_Directions_
How many lines in this material include the string "volte"? Answer with the number and nothing further.

------------------------------------------------------------------------

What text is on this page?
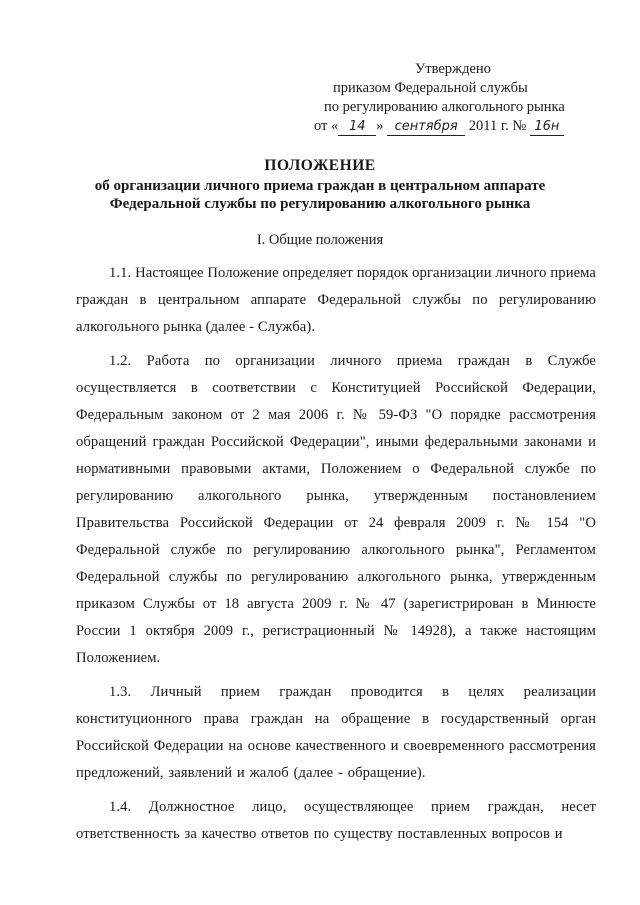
Утверждено
приказом Федеральной службы
по регулированию алкогольного рынка
от « 14 » сентября 2011 г. № 16н
ПОЛОЖЕНИЕ
об организации личного приема граждан в центральном аппарате
Федеральной службы по регулированию алкогольного рынка
I. Общие положения

1.1. Настоящее Положение определяет порядок организации личного приема граждан в центральном аппарате Федеральной службы по регулированию алкогольного рынка (далее - Служба).

1.2. Работа по организации личного приема граждан в Службе осуществляется в соответствии с Конституцией Российской Федерации, Федеральным законом от 2 мая 2006 г. № 59-ФЗ "О порядке рассмотрения обращений граждан Российской Федерации", иными федеральными законами и нормативными правовыми актами, Положением о Федеральной службе по регулированию алкогольного рынка, утвержденным постановлением Правительства Российской Федерации от 24 февраля 2009 г. № 154 "О Федеральной службе по регулированию алкогольного рынка", Регламентом Федеральной службы по регулированию алкогольного рынка, утвержденным приказом Службы от 18 августа 2009 г. № 47 (зарегистрирован в Минюсте России 1 октября 2009 г., регистрационный № 14928), а также настоящим Положением.

1.3. Личный прием граждан проводится в целях реализации конституционного права граждан на обращение в государственный орган Российской Федерации на основе качественного и своевременного рассмотрения предложений, заявлений и жалоб (далее - обращение).

1.4. Должностное лицо, осуществляющее прием граждан, несет ответственность за качество ответов по существу поставленных вопросов и
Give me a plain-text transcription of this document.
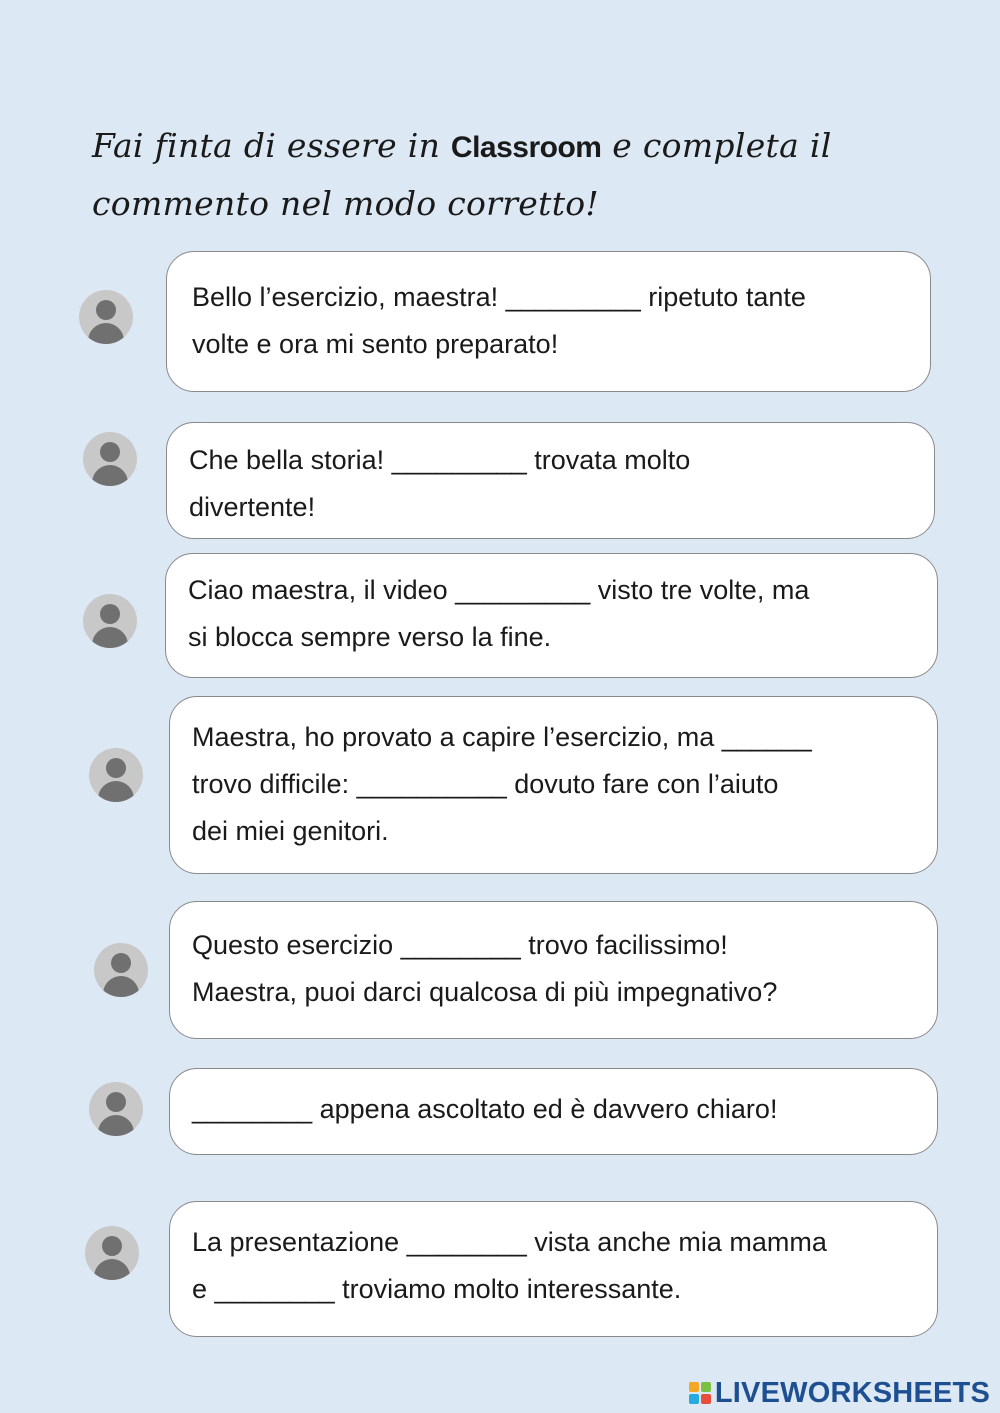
Fai finta di essere in Classroom e completa il commento nel modo corretto!
Bello l’esercizio, maestra! _________ ripetuto tante
volte e ora mi sento preparato!
Che bella storia! _________ trovata molto
divertente!
Ciao maestra, il video _________ visto tre volte, ma
si blocca sempre verso la fine.
Maestra, ho provato a capire l’esercizio, ma ______
trovo difficile: __________ dovuto fare con l’aiuto
dei miei genitori.
Questo esercizio ________ trovo facilissimo!
Maestra, puoi darci qualcosa di più impegnativo?
________ appena ascoltato ed è davvero chiaro!
La presentazione ________ vista anche mia mamma
e ________ troviamo molto interessante.
LIVEWORKSHEETS
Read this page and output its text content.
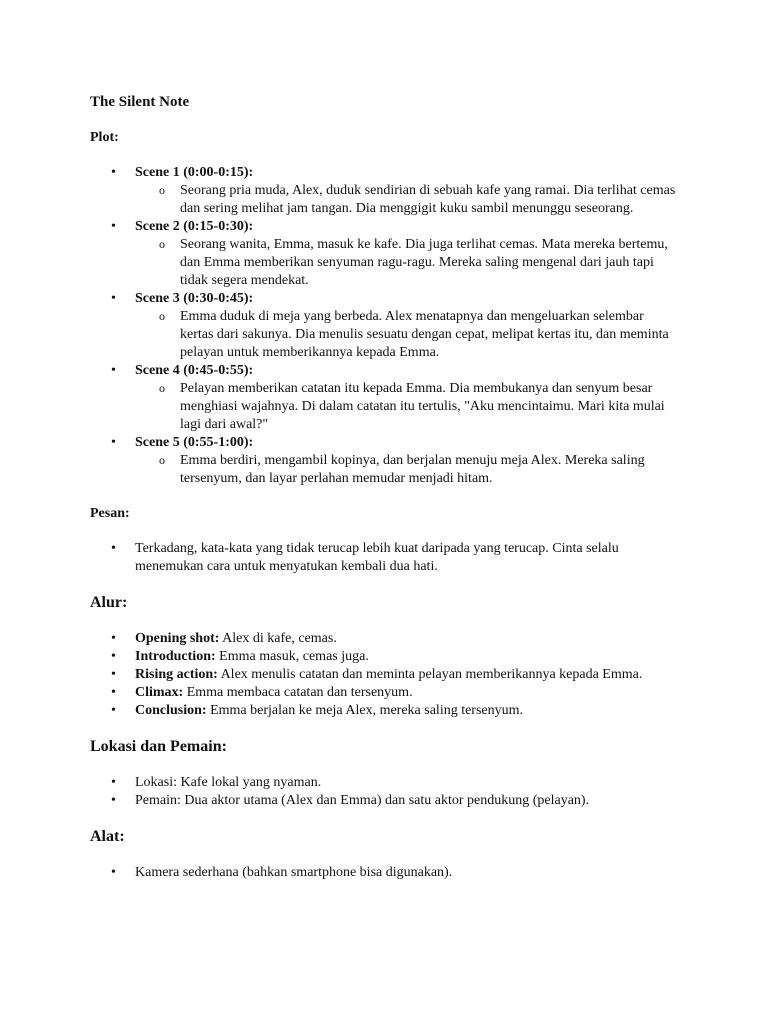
The Silent Note
Plot:
• Scene 1 (0:00-0:15):
o Seorang pria muda, Alex, duduk sendirian di sebuah kafe yang ramai. Dia terlihat cemas dan sering melihat jam tangan. Dia menggigit kuku sambil menunggu seseorang.
• Scene 2 (0:15-0:30):
o Seorang wanita, Emma, masuk ke kafe. Dia juga terlihat cemas. Mata mereka bertemu, dan Emma memberikan senyuman ragu-ragu. Mereka saling mengenal dari jauh tapi tidak segera mendekat.
• Scene 3 (0:30-0:45):
o Emma duduk di meja yang berbeda. Alex menatapnya dan mengeluarkan selembar kertas dari sakunya. Dia menulis sesuatu dengan cepat, melipat kertas itu, dan meminta pelayan untuk memberikannya kepada Emma.
• Scene 4 (0:45-0:55):
o Pelayan memberikan catatan itu kepada Emma. Dia membukanya dan senyum besar menghiasi wajahnya. Di dalam catatan itu tertulis, "Aku mencintaimu. Mari kita mulai lagi dari awal?"
• Scene 5 (0:55-1:00):
o Emma berdiri, mengambil kopinya, dan berjalan menuju meja Alex. Mereka saling tersenyum, dan layar perlahan memudar menjadi hitam.
Pesan:
• Terkadang, kata-kata yang tidak terucap lebih kuat daripada yang terucap. Cinta selalu menemukan cara untuk menyatukan kembali dua hati.
Alur:
• Opening shot: Alex di kafe, cemas.
• Introduction: Emma masuk, cemas juga.
• Rising action: Alex menulis catatan dan meminta pelayan memberikannya kepada Emma.
• Climax: Emma membaca catatan dan tersenyum.
• Conclusion: Emma berjalan ke meja Alex, mereka saling tersenyum.
Lokasi dan Pemain:
• Lokasi: Kafe lokal yang nyaman.
• Pemain: Dua aktor utama (Alex dan Emma) dan satu aktor pendukung (pelayan).
Alat:
• Kamera sederhana (bahkan smartphone bisa digunakan).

------------------------------------------------------------------------

_Written solution_
2